### [The task]
From the listing below, pull out every line where the string "гармонические" appears.

### [Material to process]
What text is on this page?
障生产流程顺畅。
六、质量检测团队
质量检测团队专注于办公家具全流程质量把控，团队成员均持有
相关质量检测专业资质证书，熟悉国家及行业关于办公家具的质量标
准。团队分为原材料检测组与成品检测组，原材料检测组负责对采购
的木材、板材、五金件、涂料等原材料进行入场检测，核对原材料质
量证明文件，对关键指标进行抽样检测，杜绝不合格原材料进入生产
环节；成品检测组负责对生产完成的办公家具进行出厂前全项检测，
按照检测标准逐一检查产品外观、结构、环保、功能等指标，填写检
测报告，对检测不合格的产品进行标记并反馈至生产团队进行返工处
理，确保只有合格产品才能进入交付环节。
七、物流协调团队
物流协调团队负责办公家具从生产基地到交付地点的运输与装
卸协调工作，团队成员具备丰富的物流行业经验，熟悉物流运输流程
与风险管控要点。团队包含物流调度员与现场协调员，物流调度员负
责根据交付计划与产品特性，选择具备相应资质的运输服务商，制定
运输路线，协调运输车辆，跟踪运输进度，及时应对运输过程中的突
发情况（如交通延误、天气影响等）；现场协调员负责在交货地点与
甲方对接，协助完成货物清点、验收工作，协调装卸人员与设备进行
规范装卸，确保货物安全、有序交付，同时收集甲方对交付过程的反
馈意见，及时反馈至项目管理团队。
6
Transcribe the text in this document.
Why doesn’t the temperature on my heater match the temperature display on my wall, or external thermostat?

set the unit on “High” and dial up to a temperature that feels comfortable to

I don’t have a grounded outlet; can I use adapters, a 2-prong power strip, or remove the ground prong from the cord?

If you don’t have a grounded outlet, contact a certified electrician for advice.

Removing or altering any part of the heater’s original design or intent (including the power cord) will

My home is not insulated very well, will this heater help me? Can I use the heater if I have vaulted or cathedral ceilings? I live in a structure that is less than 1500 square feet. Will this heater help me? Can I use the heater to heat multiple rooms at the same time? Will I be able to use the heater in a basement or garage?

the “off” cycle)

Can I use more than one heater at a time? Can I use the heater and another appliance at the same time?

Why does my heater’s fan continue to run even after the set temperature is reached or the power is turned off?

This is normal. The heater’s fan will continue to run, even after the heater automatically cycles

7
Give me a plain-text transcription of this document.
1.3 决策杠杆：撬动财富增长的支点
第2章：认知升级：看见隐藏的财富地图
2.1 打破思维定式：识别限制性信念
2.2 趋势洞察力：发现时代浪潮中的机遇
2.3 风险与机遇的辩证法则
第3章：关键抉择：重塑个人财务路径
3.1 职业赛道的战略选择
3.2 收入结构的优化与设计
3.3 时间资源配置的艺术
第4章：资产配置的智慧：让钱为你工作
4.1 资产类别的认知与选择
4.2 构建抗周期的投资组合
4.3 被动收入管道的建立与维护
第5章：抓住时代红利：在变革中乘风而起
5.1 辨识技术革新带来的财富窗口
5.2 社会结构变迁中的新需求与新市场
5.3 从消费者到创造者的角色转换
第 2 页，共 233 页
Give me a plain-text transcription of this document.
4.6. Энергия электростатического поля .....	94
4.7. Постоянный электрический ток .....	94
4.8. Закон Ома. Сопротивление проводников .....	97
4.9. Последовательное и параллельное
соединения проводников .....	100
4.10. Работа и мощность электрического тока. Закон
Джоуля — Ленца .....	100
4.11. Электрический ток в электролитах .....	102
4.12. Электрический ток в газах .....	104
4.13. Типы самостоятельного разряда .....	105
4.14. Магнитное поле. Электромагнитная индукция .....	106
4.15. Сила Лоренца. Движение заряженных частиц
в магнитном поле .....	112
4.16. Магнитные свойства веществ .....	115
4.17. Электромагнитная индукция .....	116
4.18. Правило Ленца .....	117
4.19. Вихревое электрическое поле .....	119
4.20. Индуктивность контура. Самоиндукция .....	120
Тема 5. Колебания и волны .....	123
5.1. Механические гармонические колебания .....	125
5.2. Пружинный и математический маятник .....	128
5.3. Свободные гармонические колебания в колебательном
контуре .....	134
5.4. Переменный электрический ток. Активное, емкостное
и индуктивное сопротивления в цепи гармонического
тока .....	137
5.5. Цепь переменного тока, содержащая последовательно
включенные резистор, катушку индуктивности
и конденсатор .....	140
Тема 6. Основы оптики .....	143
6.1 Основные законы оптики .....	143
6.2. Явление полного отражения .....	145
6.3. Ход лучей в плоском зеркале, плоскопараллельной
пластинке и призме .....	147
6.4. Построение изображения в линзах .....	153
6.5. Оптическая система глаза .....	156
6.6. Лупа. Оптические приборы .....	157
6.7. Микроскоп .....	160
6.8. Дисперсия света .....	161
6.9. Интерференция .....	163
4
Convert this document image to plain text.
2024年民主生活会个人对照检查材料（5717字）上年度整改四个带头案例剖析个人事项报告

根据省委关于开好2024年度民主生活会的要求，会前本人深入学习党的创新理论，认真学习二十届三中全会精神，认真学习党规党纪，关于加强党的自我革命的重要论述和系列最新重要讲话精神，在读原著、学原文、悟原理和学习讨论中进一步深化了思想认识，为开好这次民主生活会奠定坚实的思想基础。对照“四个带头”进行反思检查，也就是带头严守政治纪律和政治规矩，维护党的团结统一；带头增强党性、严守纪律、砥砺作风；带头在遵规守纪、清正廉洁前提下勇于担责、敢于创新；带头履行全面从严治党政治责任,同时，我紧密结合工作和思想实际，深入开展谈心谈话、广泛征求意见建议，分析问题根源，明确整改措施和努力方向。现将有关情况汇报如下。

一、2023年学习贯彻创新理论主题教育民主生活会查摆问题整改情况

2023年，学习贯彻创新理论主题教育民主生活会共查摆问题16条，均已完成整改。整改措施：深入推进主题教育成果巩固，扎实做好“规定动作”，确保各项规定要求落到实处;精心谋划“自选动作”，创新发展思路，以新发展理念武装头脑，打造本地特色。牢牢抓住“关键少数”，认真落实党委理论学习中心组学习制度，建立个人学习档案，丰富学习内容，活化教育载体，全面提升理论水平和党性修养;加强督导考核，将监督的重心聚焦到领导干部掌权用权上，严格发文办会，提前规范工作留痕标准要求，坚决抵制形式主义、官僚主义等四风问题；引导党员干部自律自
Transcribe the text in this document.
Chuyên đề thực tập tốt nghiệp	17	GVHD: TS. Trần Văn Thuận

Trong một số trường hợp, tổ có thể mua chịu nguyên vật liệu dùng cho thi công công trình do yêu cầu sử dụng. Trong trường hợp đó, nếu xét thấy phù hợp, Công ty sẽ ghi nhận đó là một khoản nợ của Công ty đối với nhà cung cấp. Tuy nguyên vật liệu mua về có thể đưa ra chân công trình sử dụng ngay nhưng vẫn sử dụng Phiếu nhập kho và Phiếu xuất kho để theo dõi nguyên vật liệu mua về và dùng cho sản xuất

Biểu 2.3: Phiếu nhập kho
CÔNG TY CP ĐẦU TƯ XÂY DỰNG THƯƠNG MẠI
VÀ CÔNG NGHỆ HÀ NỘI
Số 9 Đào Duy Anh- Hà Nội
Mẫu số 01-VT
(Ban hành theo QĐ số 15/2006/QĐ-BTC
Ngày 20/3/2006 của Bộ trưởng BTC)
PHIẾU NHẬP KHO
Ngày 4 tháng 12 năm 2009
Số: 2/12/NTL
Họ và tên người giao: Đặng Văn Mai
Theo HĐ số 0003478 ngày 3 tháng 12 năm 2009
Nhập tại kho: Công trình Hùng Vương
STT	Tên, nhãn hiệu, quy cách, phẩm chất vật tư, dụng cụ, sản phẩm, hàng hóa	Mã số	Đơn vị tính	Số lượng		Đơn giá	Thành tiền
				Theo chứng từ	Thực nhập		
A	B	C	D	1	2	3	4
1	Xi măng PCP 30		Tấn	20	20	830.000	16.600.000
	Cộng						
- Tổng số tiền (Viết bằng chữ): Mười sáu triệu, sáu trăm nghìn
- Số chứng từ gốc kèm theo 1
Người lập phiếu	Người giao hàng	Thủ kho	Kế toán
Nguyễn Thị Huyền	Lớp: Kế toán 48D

### [Solved exercise]
5.1. Механические гармонические колебания .....	125
5.3. Свободные гармонические колебания в колебательном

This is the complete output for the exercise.